**Angezeigter Text:**
◇ ◇ ◇ ◇ ◇ ◇ ◇

Hinterlässt der Erblasser keinen Ehegatten und keine Abkömmlinge, aber beide Elternteile, so erhalten diese den gesamten Nachlass zu gleichen Teil. 

Hinterlässt der Erblasser keinen Ehegatten und keine Abkömmlinge, aber einen Elternteil, so erhält dieser den Nachlass alleine. 

Neues Recht: Bei Erbfällen vor dem 1. Oktober 2014 hatte der Vater des Kindes, der nicht mit der Mutter verheiratet war, kein Erbrecht. Für Erbfälle ab dem 1. Oktober 2014 besteht ein Erbrecht, wenn der Vater in der Geburtsurkunde benannt ist. 

Erbrecht der weiteren Verwandten

Hinterlässt der Erblasser keinen Ehegatten, keine Abkömmlinge und keinen Elternteil, so ist der Nachlass nach folgender Ordnung zu verteilen: 

  • Zunächst sind die vollblütigen Geschwister, ersatzweise deren Abkömmlinge, berechtigt;
  • in Ermangelung berechtigter vollblütiger Geschwister sind halbblütige Geschwister, ersatzweise deren Abkömmlinge, berechtigt;
  • in Ermangelung von berechtigten Geschwistern sind die Großeltern,berechtigt;
  • in Ermangelung von berechtigten Großeltern sind die vollblütigen Onkel und Tanten, ersatzweise deren Abkömmlinge, berechtigt;
  • in Ermangelung von vollblütigen Onkel und Tanten sind die halbbürtigen Onkel und Tanten berechtigt.

◇ ◇ ◇ ◇ ◇ ◇ ◇

**Aufgabe A:** Gib den Text zur gesetzlichen Erbfolge von "Erbrecht der weiteren" bis "und Tanten berechtigt." wortgetreu wieder.
**Aufgabe B:** Nenne in der gegebenen Reihenfolge alle Verwandtengruppen, die in der Aufzählung im Text zur gesetzlichen Erbfolge als berechtigt aufgeführt sind. Lass die ersatzweise berechtigten Abkömmlinge weg.
**Aufgabe C:** Führe den Text zur gesetzlichen Erbfolge im Anschluss an seinen letzten Aufzählungspunkt weiter.

◇ ◇ ◇ ◇ ◇ ◇ ◇

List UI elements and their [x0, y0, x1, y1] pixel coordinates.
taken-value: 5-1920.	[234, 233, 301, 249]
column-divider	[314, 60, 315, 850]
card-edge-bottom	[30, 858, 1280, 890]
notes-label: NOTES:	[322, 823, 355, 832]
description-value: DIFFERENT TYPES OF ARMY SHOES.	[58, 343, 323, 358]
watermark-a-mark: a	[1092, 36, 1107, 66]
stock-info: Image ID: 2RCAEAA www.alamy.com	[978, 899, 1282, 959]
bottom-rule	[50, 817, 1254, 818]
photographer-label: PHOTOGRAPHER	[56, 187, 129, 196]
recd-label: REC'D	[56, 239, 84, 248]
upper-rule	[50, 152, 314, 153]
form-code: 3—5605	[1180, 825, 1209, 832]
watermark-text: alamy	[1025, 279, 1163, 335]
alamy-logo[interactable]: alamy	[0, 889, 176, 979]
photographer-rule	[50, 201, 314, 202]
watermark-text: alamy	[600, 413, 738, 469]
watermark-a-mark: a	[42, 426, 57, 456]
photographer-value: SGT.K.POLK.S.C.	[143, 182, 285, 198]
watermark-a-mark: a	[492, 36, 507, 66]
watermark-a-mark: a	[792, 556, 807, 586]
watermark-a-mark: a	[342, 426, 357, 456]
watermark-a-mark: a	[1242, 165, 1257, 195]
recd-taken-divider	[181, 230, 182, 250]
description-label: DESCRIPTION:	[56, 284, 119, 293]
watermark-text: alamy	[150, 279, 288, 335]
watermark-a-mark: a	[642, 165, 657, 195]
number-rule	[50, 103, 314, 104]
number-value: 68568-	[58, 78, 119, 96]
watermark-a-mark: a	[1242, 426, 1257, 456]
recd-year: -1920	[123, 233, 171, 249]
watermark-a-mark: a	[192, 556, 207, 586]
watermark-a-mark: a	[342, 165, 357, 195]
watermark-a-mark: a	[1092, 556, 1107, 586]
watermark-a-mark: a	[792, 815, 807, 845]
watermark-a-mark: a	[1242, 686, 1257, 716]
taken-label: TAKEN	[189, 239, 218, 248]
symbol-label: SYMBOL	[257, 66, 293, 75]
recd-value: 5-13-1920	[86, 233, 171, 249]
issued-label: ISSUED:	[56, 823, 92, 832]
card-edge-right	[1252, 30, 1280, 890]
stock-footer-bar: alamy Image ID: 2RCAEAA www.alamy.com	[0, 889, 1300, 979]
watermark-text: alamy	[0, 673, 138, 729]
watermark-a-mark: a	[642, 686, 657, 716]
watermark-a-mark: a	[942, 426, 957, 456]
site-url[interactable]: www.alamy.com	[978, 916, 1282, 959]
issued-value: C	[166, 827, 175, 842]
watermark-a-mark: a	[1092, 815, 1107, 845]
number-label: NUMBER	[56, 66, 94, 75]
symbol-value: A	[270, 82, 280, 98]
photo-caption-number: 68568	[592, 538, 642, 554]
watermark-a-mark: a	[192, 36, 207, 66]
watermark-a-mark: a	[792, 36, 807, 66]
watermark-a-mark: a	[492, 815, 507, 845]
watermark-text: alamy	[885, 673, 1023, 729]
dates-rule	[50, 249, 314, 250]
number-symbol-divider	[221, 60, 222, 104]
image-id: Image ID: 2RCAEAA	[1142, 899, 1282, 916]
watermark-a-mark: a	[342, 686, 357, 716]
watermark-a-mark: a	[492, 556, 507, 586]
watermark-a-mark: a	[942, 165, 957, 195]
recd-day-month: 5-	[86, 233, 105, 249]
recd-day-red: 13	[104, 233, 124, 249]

◇ ◇ ◇ ◇ ◇ ◇ ◇

**Ausgabe A:**
Erbrecht der weiteren Verwandten

Hinterlässt der Erblasser keinen Ehegatten, keine Abkömmlinge und keinen Elternteil, so ist der Nachlass nach folgender Ordnung zu verteilen: 

  • Zunächst sind die vollblütigen Geschwister, ersatzweise deren Abkömmlinge, berechtigt;
  • in Ermangelung berechtigter vollblütiger Geschwister sind halbblütige Geschwister, ersatzweise deren Abkömmlinge, berechtigt;
  • in Ermangelung von berechtigten Geschwistern sind die Großeltern,berechtigt;
  • in Ermangelung von berechtigten Großeltern sind die vollblütigen Onkel und Tanten, ersatzweise deren Abkömmlinge, berechtigt;
  • in Ermangelung von vollblütigen Onkel und Tanten sind die halbbürtigen Onkel und Tanten berechtigt.

**Ausgabe B:**
- vollblütige Geschwister
- halbblütige Geschwister
- Großeltern
- vollblütige Onkel und Tanten
- halbbürtige Onkel und Tanten

**Ausgabe C:**
Erbenloser Nachlass

In Ermangelung oben stehender Personen, gehört der Nachlass der Krone (bona vacantia).

Verfahren zur Nachlassregelung in Großbritannien bei gesetzlicher Erbfolge nach dem Recht von England und Wales

Die Verteilung an die Erben erfolgt in der Regel zum Abschluss der Nachlassabwicklung (probate administration) durch den Nachlassabwickler (personal representative). Hierzu verweisen wir auf den Beitrag Probate und Administration - das Verfahren zur Abwicklung eines Nachlasses in England und Wales.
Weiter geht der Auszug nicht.